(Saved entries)
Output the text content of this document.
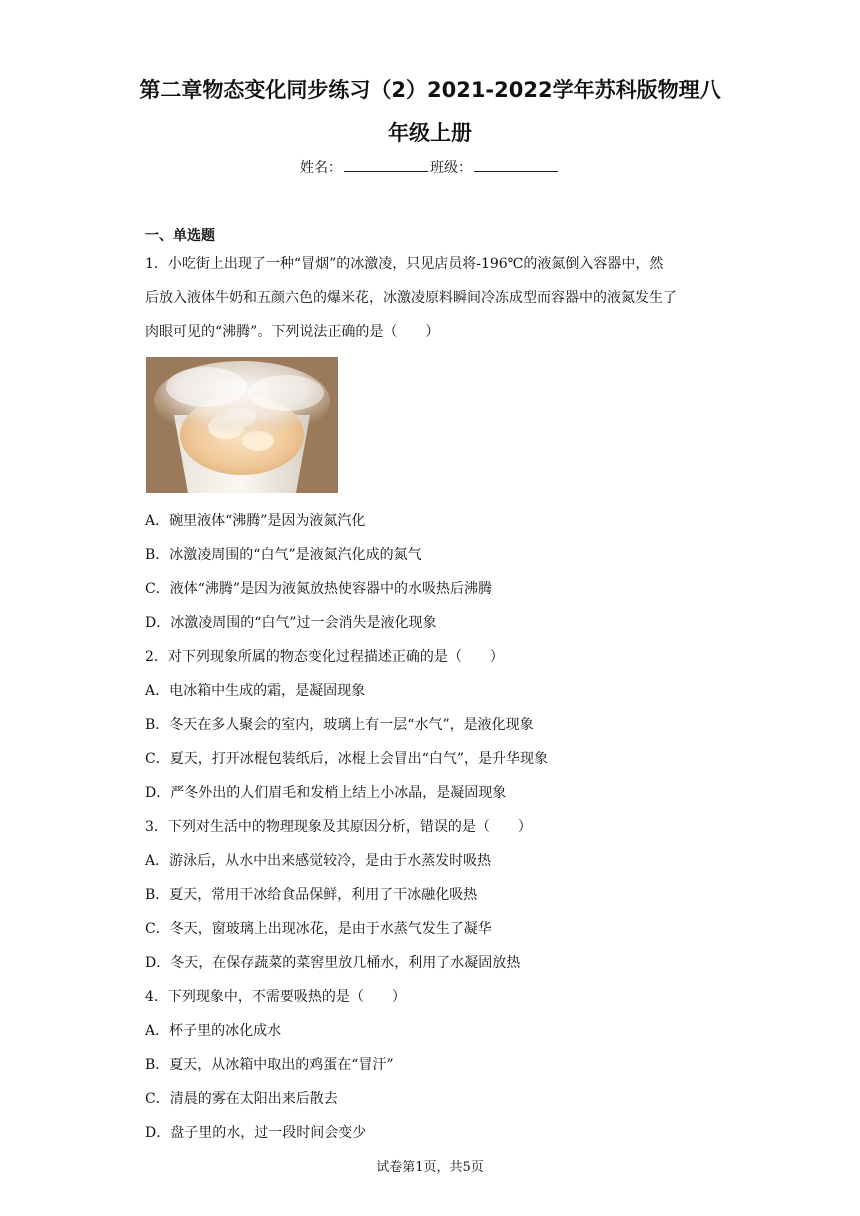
第二章物态变化同步练习（2）2021-2022学年苏科版物理八
年级上册
姓名：	班级：
一、单选题
1．小吃街上出现了一种“冒烟”的冰激凌，只见店员将-196℃的液氮倒入容器中，然
后放入液体牛奶和五颜六色的爆米花，冰激凌原料瞬间冷冻成型而容器中的液氮发生了
肉眼可见的“沸腾”。下列说法正确的是（　　）
A．碗里液体“沸腾”是因为液氮汽化
B．冰激凌周围的“白气”是液氮汽化成的氮气
C．液体“沸腾”是因为液氮放热使容器中的水吸热后沸腾
D．冰激凌周围的“白气”过一会消失是液化现象
2．对下列现象所属的物态变化过程描述正确的是（　　）
A．电冰箱中生成的霜，是凝固现象
B．冬天在多人聚会的室内，玻璃上有一层“水气”，是液化现象
C．夏天，打开冰棍包装纸后，冰棍上会冒出“白气”，是升华现象
D．严冬外出的人们眉毛和发梢上结上小冰晶，是凝固现象
3．下列对生活中的物理现象及其原因分析，错误的是（　　）
A．游泳后，从水中出来感觉较冷，是由于水蒸发时吸热
B．夏天，常用干冰给食品保鲜，利用了干冰融化吸热
C．冬天，窗玻璃上出现冰花，是由于水蒸气发生了凝华
D．冬天，在保存蔬菜的菜窖里放几桶水，利用了水凝固放热
4．下列现象中，不需要吸热的是（　　）
A．杯子里的冰化成水
B．夏天，从冰箱中取出的鸡蛋在“冒汗”
C．清晨的雾在太阳出来后散去
D．盘子里的水，过一段时间会变少
试卷第1页，共5页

→ **Request**
Without the pictures, restate each entry exactly.

→ **Reply**
Output the text content of this document.
第二章物态变化同步练习（2）2021-2022学年苏科版物理八
年级上册
姓名：	班级：
一、单选题
1．小吃街上出现了一种“冒烟”的冰激凌，只见店员将-196℃的液氮倒入容器中，然
后放入液体牛奶和五颜六色的爆米花，冰激凌原料瞬间冷冻成型而容器中的液氮发生了
肉眼可见的“沸腾”。下列说法正确的是（　　）
A．碗里液体“沸腾”是因为液氮汽化
B．冰激凌周围的“白气”是液氮汽化成的氮气
C．液体“沸腾”是因为液氮放热使容器中的水吸热后沸腾
D．冰激凌周围的“白气”过一会消失是液化现象
2．对下列现象所属的物态变化过程描述正确的是（　　）
A．电冰箱中生成的霜，是凝固现象
B．冬天在多人聚会的室内，玻璃上有一层“水气”，是液化现象
C．夏天，打开冰棍包装纸后，冰棍上会冒出“白气”，是升华现象
D．严冬外出的人们眉毛和发梢上结上小冰晶，是凝固现象
3．下列对生活中的物理现象及其原因分析，错误的是（　　）
A．游泳后，从水中出来感觉较冷，是由于水蒸发时吸热
B．夏天，常用干冰给食品保鲜，利用了干冰融化吸热
C．冬天，窗玻璃上出现冰花，是由于水蒸气发生了凝华
D．冬天，在保存蔬菜的菜窖里放几桶水，利用了水凝固放热
4．下列现象中，不需要吸热的是（　　）
A．杯子里的冰化成水
B．夏天，从冰箱中取出的鸡蛋在“冒汗”
C．清晨的雾在太阳出来后散去
D．盘子里的水，过一段时间会变少
试卷第1页，共5页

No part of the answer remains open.